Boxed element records
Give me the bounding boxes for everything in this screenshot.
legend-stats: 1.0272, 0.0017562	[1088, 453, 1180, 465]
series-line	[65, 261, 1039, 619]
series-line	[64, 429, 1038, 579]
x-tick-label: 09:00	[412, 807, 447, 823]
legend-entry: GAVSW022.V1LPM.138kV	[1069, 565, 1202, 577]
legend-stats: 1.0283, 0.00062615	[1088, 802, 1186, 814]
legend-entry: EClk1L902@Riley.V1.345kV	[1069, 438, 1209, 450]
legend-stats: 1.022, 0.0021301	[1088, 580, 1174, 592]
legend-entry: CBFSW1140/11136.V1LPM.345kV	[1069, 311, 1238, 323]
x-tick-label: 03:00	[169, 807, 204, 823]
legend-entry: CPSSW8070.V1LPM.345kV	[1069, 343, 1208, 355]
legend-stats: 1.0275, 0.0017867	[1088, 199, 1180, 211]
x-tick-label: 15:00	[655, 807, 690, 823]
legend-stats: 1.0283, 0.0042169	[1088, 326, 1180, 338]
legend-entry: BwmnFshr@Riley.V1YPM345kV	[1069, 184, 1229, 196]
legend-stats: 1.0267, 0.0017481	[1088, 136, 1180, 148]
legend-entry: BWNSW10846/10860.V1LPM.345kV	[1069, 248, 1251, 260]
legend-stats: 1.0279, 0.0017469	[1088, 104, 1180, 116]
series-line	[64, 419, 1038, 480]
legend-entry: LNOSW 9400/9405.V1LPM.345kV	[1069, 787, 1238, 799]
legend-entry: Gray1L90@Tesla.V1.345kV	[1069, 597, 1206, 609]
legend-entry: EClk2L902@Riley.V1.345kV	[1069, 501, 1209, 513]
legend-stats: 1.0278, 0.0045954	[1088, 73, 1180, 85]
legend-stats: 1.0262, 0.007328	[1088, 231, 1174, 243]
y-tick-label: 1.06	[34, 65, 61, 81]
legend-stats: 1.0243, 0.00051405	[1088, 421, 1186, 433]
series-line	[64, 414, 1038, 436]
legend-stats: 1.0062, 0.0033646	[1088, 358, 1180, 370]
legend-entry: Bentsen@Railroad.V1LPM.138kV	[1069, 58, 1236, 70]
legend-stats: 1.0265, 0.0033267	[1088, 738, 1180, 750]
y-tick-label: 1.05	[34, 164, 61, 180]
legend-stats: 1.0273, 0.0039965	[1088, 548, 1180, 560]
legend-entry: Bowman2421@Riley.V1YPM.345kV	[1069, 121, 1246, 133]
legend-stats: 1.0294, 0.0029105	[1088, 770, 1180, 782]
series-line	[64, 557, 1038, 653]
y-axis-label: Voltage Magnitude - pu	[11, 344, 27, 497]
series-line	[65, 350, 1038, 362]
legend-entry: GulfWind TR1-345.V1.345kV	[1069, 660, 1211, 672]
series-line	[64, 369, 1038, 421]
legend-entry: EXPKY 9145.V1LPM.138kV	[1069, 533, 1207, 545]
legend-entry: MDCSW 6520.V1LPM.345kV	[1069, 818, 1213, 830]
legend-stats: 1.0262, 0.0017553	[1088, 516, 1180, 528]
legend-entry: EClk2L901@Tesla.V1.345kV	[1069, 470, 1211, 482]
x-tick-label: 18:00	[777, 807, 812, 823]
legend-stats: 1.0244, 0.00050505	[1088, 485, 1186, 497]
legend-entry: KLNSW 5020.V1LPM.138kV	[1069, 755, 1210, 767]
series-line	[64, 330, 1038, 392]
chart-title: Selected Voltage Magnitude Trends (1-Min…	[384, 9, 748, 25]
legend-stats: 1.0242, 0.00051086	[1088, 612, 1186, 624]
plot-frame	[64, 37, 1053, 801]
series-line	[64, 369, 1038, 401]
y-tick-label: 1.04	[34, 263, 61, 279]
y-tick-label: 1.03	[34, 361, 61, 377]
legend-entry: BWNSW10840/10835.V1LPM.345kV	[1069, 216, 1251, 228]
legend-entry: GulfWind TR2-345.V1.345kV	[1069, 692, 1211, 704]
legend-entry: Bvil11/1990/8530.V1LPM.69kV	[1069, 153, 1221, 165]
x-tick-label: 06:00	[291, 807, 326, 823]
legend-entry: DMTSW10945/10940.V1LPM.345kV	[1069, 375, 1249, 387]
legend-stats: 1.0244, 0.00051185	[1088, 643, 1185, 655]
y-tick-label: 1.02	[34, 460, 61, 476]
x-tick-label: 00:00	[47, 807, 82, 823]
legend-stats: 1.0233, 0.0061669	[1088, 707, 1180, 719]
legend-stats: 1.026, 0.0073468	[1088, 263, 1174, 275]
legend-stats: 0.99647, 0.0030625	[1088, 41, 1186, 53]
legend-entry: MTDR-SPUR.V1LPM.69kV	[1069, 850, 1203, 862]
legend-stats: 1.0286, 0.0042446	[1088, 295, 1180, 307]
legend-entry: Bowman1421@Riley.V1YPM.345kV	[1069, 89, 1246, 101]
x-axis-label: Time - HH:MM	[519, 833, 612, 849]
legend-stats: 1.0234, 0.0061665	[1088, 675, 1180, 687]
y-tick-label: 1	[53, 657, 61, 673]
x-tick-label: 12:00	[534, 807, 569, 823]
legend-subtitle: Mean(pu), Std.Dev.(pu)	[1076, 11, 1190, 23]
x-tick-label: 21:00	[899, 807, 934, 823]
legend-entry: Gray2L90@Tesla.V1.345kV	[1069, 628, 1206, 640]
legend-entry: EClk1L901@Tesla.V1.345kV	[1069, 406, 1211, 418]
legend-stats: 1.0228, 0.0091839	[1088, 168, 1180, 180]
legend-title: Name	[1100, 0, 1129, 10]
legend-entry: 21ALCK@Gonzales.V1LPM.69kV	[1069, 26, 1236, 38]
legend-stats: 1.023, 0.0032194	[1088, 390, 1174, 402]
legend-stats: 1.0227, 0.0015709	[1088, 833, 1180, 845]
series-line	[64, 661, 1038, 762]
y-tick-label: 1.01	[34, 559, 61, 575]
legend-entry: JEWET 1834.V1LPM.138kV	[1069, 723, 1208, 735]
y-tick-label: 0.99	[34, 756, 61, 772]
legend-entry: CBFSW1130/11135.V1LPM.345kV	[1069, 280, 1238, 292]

- [Direction] Can you reproduce, word for word, every line from the start of the records up to and including the line that contains "807, 690, 823]"?

- [Task solution]
Give me the bounding boxes for everything in this screenshot.
legend-stats: 1.0272, 0.0017562	[1088, 453, 1180, 465]
series-line	[65, 261, 1039, 619]
series-line	[64, 429, 1038, 579]
x-tick-label: 09:00	[412, 807, 447, 823]
legend-entry: GAVSW022.V1LPM.138kV	[1069, 565, 1202, 577]
legend-stats: 1.0283, 0.00062615	[1088, 802, 1186, 814]
legend-entry: EClk1L902@Riley.V1.345kV	[1069, 438, 1209, 450]
legend-stats: 1.022, 0.0021301	[1088, 580, 1174, 592]
legend-entry: CBFSW1140/11136.V1LPM.345kV	[1069, 311, 1238, 323]
x-tick-label: 03:00	[169, 807, 204, 823]
legend-entry: CPSSW8070.V1LPM.345kV	[1069, 343, 1208, 355]
legend-stats: 1.0275, 0.0017867	[1088, 199, 1180, 211]
x-tick-label: 15:00	[655, 807, 690, 823]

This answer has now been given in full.